-- PROBLEM DESCRIPTION --
Your reply should be one number: the count of lines holding the word "from".

-- EXTRACTED RECORDS --

* Begin *

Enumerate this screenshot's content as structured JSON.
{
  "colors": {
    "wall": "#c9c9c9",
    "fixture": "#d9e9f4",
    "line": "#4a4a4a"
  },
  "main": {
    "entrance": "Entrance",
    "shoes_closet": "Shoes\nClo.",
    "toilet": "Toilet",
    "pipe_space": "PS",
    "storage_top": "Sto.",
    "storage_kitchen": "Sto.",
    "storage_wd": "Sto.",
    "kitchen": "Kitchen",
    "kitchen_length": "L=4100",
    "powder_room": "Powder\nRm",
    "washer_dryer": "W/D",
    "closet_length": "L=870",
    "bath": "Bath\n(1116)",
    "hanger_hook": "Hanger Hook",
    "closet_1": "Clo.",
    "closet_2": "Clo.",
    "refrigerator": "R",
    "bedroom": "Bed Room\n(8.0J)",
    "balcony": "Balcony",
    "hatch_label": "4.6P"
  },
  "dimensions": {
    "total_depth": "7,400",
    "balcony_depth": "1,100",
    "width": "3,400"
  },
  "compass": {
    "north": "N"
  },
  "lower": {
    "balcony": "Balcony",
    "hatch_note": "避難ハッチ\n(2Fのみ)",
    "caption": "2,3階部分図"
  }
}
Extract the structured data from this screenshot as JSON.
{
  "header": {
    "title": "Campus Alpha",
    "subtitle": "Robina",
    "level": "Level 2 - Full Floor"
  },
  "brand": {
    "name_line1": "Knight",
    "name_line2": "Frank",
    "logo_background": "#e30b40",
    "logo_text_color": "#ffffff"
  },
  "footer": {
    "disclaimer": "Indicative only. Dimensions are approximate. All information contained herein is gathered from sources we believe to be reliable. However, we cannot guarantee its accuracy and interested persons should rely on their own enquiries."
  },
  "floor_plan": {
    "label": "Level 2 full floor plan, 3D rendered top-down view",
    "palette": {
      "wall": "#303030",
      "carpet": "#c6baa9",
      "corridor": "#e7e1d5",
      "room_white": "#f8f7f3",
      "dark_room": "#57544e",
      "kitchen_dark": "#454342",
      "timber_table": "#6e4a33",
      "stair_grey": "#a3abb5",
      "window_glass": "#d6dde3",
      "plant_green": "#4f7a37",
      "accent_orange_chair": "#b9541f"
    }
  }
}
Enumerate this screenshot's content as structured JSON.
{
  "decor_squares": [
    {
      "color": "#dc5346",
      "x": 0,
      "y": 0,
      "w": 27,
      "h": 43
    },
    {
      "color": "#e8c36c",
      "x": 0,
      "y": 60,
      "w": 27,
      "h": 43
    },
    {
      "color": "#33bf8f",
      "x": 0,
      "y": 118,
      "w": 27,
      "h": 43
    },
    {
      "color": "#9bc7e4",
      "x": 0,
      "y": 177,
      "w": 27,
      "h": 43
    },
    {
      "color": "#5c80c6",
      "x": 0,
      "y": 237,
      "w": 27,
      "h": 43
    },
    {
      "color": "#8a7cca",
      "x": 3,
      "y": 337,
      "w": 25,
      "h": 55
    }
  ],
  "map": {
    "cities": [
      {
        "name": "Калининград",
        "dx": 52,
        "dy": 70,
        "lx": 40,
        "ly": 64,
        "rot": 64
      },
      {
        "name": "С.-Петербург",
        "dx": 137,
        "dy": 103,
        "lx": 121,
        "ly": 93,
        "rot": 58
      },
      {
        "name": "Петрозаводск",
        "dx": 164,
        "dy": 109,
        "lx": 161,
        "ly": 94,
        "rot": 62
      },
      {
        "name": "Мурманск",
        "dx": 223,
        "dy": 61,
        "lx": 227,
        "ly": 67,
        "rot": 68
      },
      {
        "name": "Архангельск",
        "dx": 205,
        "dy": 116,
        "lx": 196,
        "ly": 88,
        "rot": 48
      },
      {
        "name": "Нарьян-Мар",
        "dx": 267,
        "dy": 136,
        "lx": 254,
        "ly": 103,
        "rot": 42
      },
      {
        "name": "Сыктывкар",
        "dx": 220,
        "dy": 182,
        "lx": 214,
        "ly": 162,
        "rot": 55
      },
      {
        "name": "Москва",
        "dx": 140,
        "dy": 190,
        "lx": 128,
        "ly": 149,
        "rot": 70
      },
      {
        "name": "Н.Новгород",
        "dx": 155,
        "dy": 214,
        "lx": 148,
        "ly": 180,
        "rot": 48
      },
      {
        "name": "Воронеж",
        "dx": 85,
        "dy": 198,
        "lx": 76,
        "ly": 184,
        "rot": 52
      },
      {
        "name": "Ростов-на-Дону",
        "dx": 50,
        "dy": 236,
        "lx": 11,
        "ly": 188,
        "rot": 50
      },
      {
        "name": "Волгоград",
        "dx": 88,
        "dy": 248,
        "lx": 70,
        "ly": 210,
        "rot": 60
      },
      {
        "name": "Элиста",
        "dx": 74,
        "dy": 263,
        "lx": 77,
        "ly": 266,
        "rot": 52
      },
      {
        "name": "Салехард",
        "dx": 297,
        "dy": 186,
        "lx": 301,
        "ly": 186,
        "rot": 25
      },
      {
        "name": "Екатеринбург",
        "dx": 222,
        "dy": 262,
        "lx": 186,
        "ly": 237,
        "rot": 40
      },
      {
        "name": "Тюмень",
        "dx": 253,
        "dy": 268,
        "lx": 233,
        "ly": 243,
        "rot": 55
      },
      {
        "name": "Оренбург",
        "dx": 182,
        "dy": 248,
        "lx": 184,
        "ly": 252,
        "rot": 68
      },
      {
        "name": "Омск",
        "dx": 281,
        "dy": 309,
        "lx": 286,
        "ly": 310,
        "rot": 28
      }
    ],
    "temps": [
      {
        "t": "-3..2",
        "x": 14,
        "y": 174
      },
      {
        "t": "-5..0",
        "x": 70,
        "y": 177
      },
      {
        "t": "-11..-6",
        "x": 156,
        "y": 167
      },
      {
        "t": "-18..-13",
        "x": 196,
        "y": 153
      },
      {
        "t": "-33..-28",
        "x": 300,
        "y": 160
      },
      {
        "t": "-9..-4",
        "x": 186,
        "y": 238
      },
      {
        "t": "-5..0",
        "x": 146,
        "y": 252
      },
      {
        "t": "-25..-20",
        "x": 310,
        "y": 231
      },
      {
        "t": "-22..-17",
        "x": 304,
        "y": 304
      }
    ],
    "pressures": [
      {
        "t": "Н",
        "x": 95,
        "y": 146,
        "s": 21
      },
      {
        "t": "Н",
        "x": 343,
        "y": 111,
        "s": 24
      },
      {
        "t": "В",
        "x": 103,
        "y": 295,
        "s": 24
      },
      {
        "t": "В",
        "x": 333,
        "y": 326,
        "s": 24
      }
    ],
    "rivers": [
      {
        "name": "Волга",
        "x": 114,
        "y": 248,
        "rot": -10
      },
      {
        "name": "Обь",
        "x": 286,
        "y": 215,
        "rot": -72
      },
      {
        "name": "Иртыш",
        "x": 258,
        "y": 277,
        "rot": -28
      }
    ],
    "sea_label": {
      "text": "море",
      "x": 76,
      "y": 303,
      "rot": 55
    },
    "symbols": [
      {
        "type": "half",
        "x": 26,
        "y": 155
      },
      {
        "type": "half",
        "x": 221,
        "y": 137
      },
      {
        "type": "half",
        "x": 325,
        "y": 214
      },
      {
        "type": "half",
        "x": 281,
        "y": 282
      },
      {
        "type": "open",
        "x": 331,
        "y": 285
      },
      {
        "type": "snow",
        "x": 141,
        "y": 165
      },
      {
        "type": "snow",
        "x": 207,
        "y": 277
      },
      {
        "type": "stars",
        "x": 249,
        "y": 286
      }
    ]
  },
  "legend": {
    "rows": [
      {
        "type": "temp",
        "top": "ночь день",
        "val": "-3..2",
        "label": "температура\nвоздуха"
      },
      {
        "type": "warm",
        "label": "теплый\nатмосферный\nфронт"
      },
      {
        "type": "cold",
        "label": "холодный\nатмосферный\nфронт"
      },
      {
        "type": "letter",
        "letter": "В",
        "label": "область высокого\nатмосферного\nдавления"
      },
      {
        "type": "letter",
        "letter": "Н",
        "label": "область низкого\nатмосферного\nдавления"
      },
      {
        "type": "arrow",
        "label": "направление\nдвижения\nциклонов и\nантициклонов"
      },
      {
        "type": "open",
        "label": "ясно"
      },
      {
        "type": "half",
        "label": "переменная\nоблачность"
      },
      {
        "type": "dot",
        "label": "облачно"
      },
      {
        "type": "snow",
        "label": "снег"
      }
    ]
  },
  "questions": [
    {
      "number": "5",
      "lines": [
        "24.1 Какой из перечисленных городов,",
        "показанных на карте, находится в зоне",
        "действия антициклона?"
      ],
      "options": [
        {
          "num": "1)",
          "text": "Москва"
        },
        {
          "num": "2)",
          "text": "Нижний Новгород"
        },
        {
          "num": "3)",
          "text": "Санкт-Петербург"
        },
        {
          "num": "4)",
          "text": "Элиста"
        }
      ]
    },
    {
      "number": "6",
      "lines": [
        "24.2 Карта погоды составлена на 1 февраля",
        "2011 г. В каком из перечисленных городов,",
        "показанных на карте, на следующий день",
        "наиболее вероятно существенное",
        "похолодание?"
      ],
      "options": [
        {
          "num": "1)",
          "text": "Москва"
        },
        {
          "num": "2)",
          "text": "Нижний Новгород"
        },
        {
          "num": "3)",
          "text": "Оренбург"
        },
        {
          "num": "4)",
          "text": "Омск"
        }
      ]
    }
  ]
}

* End *

-- EXPECTED ANSWER --
2